<<<<

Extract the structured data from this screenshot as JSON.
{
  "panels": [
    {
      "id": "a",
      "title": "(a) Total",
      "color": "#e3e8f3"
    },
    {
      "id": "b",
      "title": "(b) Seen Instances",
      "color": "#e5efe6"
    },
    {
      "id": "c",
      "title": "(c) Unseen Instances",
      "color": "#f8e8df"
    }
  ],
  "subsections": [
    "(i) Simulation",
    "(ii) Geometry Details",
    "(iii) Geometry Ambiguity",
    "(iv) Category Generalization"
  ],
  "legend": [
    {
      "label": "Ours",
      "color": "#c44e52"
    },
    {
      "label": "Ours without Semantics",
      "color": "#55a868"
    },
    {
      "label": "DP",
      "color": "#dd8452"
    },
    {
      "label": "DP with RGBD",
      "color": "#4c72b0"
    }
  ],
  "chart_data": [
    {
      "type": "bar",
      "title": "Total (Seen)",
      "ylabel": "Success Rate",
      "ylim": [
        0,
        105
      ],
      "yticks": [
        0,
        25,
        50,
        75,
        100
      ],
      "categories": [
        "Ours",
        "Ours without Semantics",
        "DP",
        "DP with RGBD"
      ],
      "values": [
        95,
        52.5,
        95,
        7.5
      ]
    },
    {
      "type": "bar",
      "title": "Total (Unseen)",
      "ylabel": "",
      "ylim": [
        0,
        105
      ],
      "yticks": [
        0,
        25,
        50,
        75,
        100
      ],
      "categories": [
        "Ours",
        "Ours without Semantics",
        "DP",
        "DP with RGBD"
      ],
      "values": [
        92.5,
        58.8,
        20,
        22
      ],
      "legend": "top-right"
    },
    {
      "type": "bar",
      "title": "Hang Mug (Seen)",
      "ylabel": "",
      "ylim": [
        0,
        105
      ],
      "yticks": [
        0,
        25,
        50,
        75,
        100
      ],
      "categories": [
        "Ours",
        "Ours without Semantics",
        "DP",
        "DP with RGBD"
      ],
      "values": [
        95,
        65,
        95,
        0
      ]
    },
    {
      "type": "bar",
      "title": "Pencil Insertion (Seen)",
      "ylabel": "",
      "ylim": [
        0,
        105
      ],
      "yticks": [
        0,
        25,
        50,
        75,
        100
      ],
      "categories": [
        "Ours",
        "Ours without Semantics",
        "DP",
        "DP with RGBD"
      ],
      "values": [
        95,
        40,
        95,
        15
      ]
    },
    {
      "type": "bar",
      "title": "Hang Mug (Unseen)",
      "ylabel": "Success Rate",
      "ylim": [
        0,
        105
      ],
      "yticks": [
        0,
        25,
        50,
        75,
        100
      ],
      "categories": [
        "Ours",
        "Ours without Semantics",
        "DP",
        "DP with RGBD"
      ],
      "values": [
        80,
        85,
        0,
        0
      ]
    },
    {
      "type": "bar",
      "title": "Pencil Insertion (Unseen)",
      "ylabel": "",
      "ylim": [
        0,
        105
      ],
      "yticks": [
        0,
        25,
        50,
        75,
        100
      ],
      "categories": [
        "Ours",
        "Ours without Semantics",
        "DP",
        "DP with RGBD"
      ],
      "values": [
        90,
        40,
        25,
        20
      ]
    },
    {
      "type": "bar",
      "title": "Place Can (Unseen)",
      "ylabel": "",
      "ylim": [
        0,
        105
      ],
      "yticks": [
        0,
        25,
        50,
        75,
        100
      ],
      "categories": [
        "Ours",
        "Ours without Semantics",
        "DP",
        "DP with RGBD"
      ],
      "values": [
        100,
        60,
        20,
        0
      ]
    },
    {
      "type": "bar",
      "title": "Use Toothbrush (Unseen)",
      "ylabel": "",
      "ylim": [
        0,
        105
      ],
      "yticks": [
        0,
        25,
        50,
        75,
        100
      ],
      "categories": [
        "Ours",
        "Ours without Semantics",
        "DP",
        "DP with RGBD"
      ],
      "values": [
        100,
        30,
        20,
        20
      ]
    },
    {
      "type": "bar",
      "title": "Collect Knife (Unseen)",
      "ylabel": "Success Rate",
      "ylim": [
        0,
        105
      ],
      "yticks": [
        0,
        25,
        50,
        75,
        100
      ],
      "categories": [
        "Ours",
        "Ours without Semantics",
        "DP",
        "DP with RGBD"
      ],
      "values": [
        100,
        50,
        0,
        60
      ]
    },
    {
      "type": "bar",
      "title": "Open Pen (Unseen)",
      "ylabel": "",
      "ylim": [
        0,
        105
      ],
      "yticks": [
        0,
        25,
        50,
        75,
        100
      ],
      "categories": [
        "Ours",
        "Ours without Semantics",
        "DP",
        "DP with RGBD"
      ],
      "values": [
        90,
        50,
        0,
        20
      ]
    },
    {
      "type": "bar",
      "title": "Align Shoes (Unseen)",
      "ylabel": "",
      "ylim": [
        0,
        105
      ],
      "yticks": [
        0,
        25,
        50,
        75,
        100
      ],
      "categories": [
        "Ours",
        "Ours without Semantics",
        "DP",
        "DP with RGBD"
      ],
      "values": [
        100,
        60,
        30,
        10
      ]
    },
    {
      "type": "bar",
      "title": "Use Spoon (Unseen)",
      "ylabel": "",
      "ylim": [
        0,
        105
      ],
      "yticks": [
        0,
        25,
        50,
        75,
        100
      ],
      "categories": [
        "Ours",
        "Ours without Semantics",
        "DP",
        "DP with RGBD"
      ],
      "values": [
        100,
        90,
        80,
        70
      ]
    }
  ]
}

>>>>

▸ EXERCISE
Give the listing again, word for word.

▸ COMPLETED EXERCISE
Extract the structured data from this screenshot as JSON.
{
  "panels": [
    {
      "id": "a",
      "title": "(a) Total",
      "color": "#e3e8f3"
    },
    {
      "id": "b",
      "title": "(b) Seen Instances",
      "color": "#e5efe6"
    },
    {
      "id": "c",
      "title": "(c) Unseen Instances",
      "color": "#f8e8df"
    }
  ],
  "subsections": [
    "(i) Simulation",
    "(ii) Geometry Details",
    "(iii) Geometry Ambiguity",
    "(iv) Category Generalization"
  ],
  "legend": [
    {
      "label": "Ours",
      "color": "#c44e52"
    },
    {
      "label": "Ours without Semantics",
      "color": "#55a868"
    },
    {
      "label": "DP",
      "color": "#dd8452"
    },
    {
      "label": "DP with RGBD",
      "color": "#4c72b0"
    }
  ],
  "chart_data": [
    {
      "type": "bar",
      "title": "Total (Seen)",
      "ylabel": "Success Rate",
      "ylim": [
        0,
        105
      ],
      "yticks": [
        0,
        25,
        50,
        75,
        100
      ],
      "categories": [
        "Ours",
        "Ours without Semantics",
        "DP",
        "DP with RGBD"
      ],
      "values": [
        95,
        52.5,
        95,
        7.5
      ]
    },
    {
      "type": "bar",
      "title": "Total (Unseen)",
      "ylabel": "",
      "ylim": [
        0,
        105
      ],
      "yticks": [
        0,
        25,
        50,
        75,
        100
      ],
      "categories": [
        "Ours",
        "Ours without Semantics",
        "DP",
        "DP with RGBD"
      ],
      "values": [
        92.5,
        58.8,
        20,
        22
      ],
      "legend": "top-right"
    },
    {
      "type": "bar",
      "title": "Hang Mug (Seen)",
      "ylabel": "",
      "ylim": [
        0,
        105
      ],
      "yticks": [
        0,
        25,
        50,
        75,
        100
      ],
      "categories": [
        "Ours",
        "Ours without Semantics",
        "DP",
        "DP with RGBD"
      ],
      "values": [
        95,
        65,
        95,
        0
      ]
    },
    {
      "type": "bar",
      "title": "Pencil Insertion (Seen)",
      "ylabel": "",
      "ylim": [
        0,
        105
      ],
      "yticks": [
        0,
        25,
        50,
        75,
        100
      ],
      "categories": [
        "Ours",
        "Ours without Semantics",
        "DP",
        "DP with RGBD"
      ],
      "values": [
        95,
        40,
        95,
        15
      ]
    },
    {
      "type": "bar",
      "title": "Hang Mug (Unseen)",
      "ylabel": "Success Rate",
      "ylim": [
        0,
        105
      ],
      "yticks": [
        0,
        25,
        50,
        75,
        100
      ],
      "categories": [
        "Ours",
        "Ours without Semantics",
        "DP",
        "DP with RGBD"
      ],
      "values": [
        80,
        85,
        0,
        0
      ]
    },
    {
      "type": "bar",
      "title": "Pencil Insertion (Unseen)",
      "ylabel": "",
      "ylim": [
        0,
        105
      ],
      "yticks": [
        0,
        25,
        50,
        75,
        100
      ],
      "categories": [
        "Ours",
        "Ours without Semantics",
        "DP",
        "DP with RGBD"
      ],
      "values": [
        90,
        40,
        25,
        20
      ]
    },
    {
      "type": "bar",
      "title": "Place Can (Unseen)",
      "ylabel": "",
      "ylim": [
        0,
        105
      ],
      "yticks": [
        0,
        25,
        50,
        75,
        100
      ],
      "categories": [
        "Ours",
        "Ours without Semantics",
        "DP",
        "DP with RGBD"
      ],
      "values": [
        100,
        60,
        20,
        0
      ]
    },
    {
      "type": "bar",
      "title": "Use Toothbrush (Unseen)",
      "ylabel": "",
      "ylim": [
        0,
        105
      ],
      "yticks": [
        0,
        25,
        50,
        75,
        100
      ],
      "categories": [
        "Ours",
        "Ours without Semantics",
        "DP",
        "DP with RGBD"
      ],
      "values": [
        100,
        30,
        20,
        20
      ]
    },
    {
      "type": "bar",
      "title": "Collect Knife (Unseen)",
      "ylabel": "Success Rate",
      "ylim": [
        0,
        105
      ],
      "yticks": [
        0,
        25,
        50,
        75,
        100
      ],
      "categories": [
        "Ours",
        "Ours without Semantics",
        "DP",
        "DP with RGBD"
      ],
      "values": [
        100,
        50,
        0,
        60
      ]
    },
    {
      "type": "bar",
      "title": "Open Pen (Unseen)",
      "ylabel": "",
      "ylim": [
        0,
        105
      ],
      "yticks": [
        0,
        25,
        50,
        75,
        100
      ],
      "categories": [
        "Ours",
        "Ours without Semantics",
        "DP",
        "DP with RGBD"
      ],
      "values": [
        90,
        50,
        0,
        20
      ]
    },
    {
      "type": "bar",
      "title": "Align Shoes (Unseen)",
      "ylabel": "",
      "ylim": [
        0,
        105
      ],
      "yticks": [
        0,
        25,
        50,
        75,
        100
      ],
      "categories": [
        "Ours",
        "Ours without Semantics",
        "DP",
        "DP with RGBD"
      ],
      "values": [
        100,
        60,
        30,
        10
      ]
    },
    {
      "type": "bar",
      "title": "Use Spoon (Unseen)",
      "ylabel": "",
      "ylim": [
        0,
        105
      ],
      "yticks": [
        0,
        25,
        50,
        75,
        100
      ],
      "categories": [
        "Ours",
        "Ours without Semantics",
        "DP",
        "DP with RGBD"
      ],
      "values": [
        100,
        90,
        80,
        70
      ]
    }
  ]
}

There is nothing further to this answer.